Provided data:
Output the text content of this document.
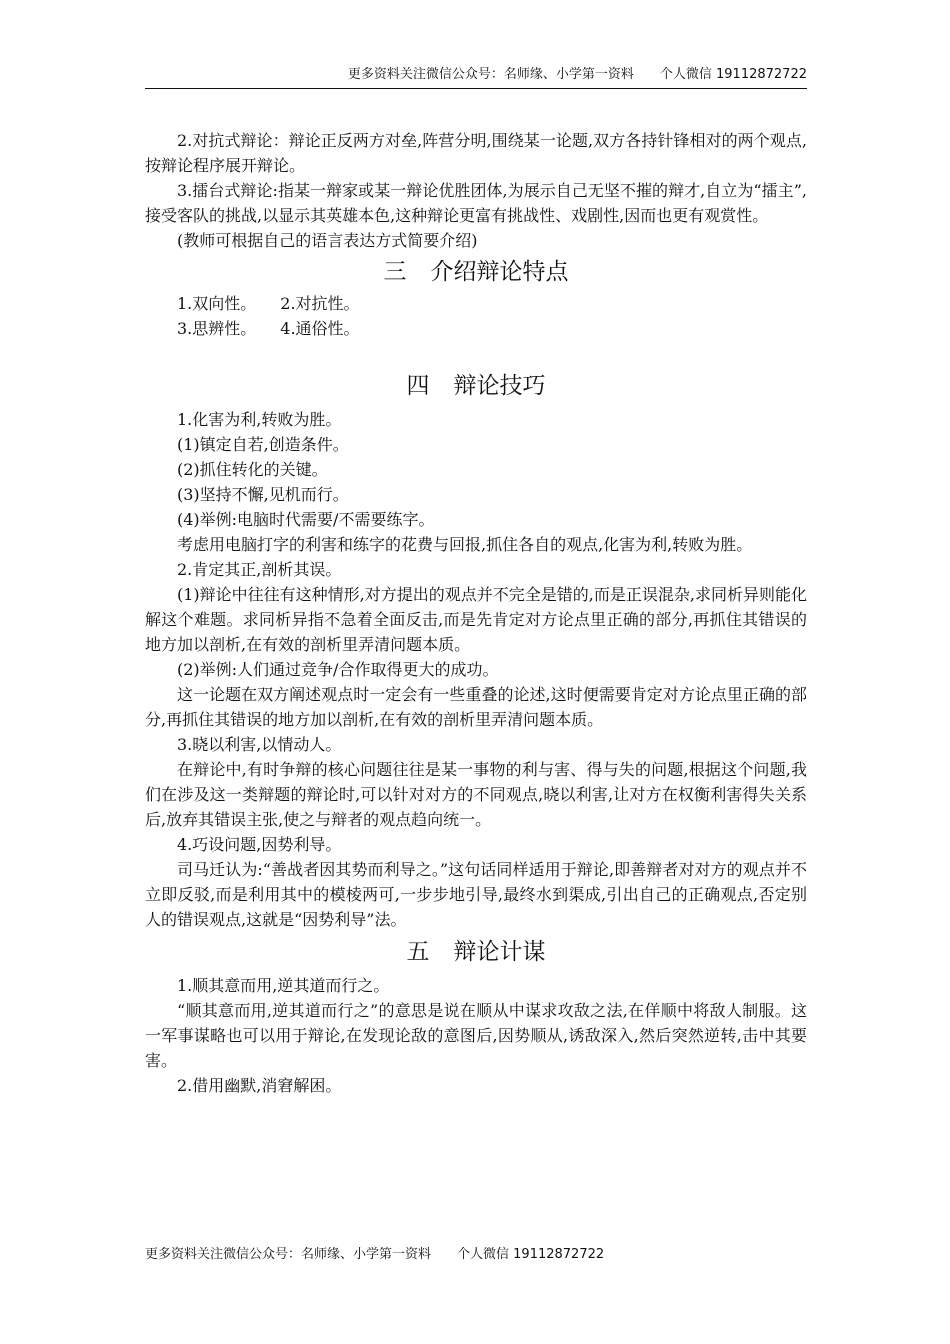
更多资料关注微信公众号：名师缘、小学第一资料 个人微信 19112872722

2.对抗式辩论：辩论正反两方对垒,阵营分明,围绕某一论题,双方各持针锋相对的两个观点,按辩论程序展开辩论。

3.擂台式辩论:指某一辩家或某一辩论优胜团体,为展示自己无坚不摧的辩才,自立为“擂主”,接受客队的挑战,以显示其英雄本色,这种辩论更富有挑战性、戏剧性,因而也更有观赏性。

(教师可根据自己的语言表达方式简要介绍)

三 介绍辩论特点
1.双向性。 2.对抗性。
3.思辨性。 4.通俗性。
四 辩论技巧

1.化害为利,转败为胜。

(1)镇定自若,创造条件。

(2)抓住转化的关键。

(3)坚持不懈,见机而行。

(4)举例:电脑时代需要/不需要练字。

考虑用电脑打字的利害和练字的花费与回报,抓住各自的观点,化害为利,转败为胜。

2.肯定其正,剖析其误。

(1)辩论中往往有这种情形,对方提出的观点并不完全是错的,而是正误混杂,求同析异则能化解这个难题。求同析异指不急着全面反击,而是先肯定对方论点里正确的部分,再抓住其错误的地方加以剖析,在有效的剖析里弄清问题本质。

(2)举例:人们通过竞争/合作取得更大的成功。

这一论题在双方阐述观点时一定会有一些重叠的论述,这时便需要肯定对方论点里正确的部分,再抓住其错误的地方加以剖析,在有效的剖析里弄清问题本质。

3.晓以利害,以情动人。

在辩论中,有时争辩的核心问题往往是某一事物的利与害、得与失的问题,根据这个问题,我们在涉及这一类辩题的辩论时,可以针对对方的不同观点,晓以利害,让对方在权衡利害得失关系后,放弃其错误主张,使之与辩者的观点趋向统一。

4.巧设问题,因势利导。

司马迁认为:“善战者因其势而利导之。”这句话同样适用于辩论,即善辩者对对方的观点并不立即反驳,而是利用其中的模棱两可,一步步地引导,最终水到渠成,引出自己的正确观点,否定别人的错误观点,这就是“因势利导”法。

五 辩论计谋

1.顺其意而用,逆其道而行之。

“顺其意而用,逆其道而行之”的意思是说在顺从中谋求攻敌之法,在佯顺中将敌人制服。这一军事谋略也可以用于辩论,在发现论敌的意图后,因势顺从,诱敌深入,然后突然逆转,击中其要害。

2.借用幽默,消窘解困。

更多资料关注微信公众号：名师缘、小学第一资料 个人微信 19112872722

Request: Excluding the pictures, restate the records above word for word.

The reply:
Output the text content of this document.
更多资料关注微信公众号：名师缘、小学第一资料 个人微信 19112872722

2.对抗式辩论：辩论正反两方对垒,阵营分明,围绕某一论题,双方各持针锋相对的两个观点,按辩论程序展开辩论。

3.擂台式辩论:指某一辩家或某一辩论优胜团体,为展示自己无坚不摧的辩才,自立为“擂主”,接受客队的挑战,以显示其英雄本色,这种辩论更富有挑战性、戏剧性,因而也更有观赏性。

(教师可根据自己的语言表达方式简要介绍)

三 介绍辩论特点
1.双向性。 2.对抗性。
3.思辨性。 4.通俗性。
四 辩论技巧

1.化害为利,转败为胜。

(1)镇定自若,创造条件。

(2)抓住转化的关键。

(3)坚持不懈,见机而行。

(4)举例:电脑时代需要/不需要练字。

考虑用电脑打字的利害和练字的花费与回报,抓住各自的观点,化害为利,转败为胜。

2.肯定其正,剖析其误。

(1)辩论中往往有这种情形,对方提出的观点并不完全是错的,而是正误混杂,求同析异则能化解这个难题。求同析异指不急着全面反击,而是先肯定对方论点里正确的部分,再抓住其错误的地方加以剖析,在有效的剖析里弄清问题本质。

(2)举例:人们通过竞争/合作取得更大的成功。

这一论题在双方阐述观点时一定会有一些重叠的论述,这时便需要肯定对方论点里正确的部分,再抓住其错误的地方加以剖析,在有效的剖析里弄清问题本质。

3.晓以利害,以情动人。

在辩论中,有时争辩的核心问题往往是某一事物的利与害、得与失的问题,根据这个问题,我们在涉及这一类辩题的辩论时,可以针对对方的不同观点,晓以利害,让对方在权衡利害得失关系后,放弃其错误主张,使之与辩者的观点趋向统一。

4.巧设问题,因势利导。

司马迁认为:“善战者因其势而利导之。”这句话同样适用于辩论,即善辩者对对方的观点并不立即反驳,而是利用其中的模棱两可,一步步地引导,最终水到渠成,引出自己的正确观点,否定别人的错误观点,这就是“因势利导”法。

五 辩论计谋

1.顺其意而用,逆其道而行之。

“顺其意而用,逆其道而行之”的意思是说在顺从中谋求攻敌之法,在佯顺中将敌人制服。这一军事谋略也可以用于辩论,在发现论敌的意图后,因势顺从,诱敌深入,然后突然逆转,击中其要害。

2.借用幽默,消窘解困。

更多资料关注微信公众号：名师缘、小学第一资料 个人微信 19112872722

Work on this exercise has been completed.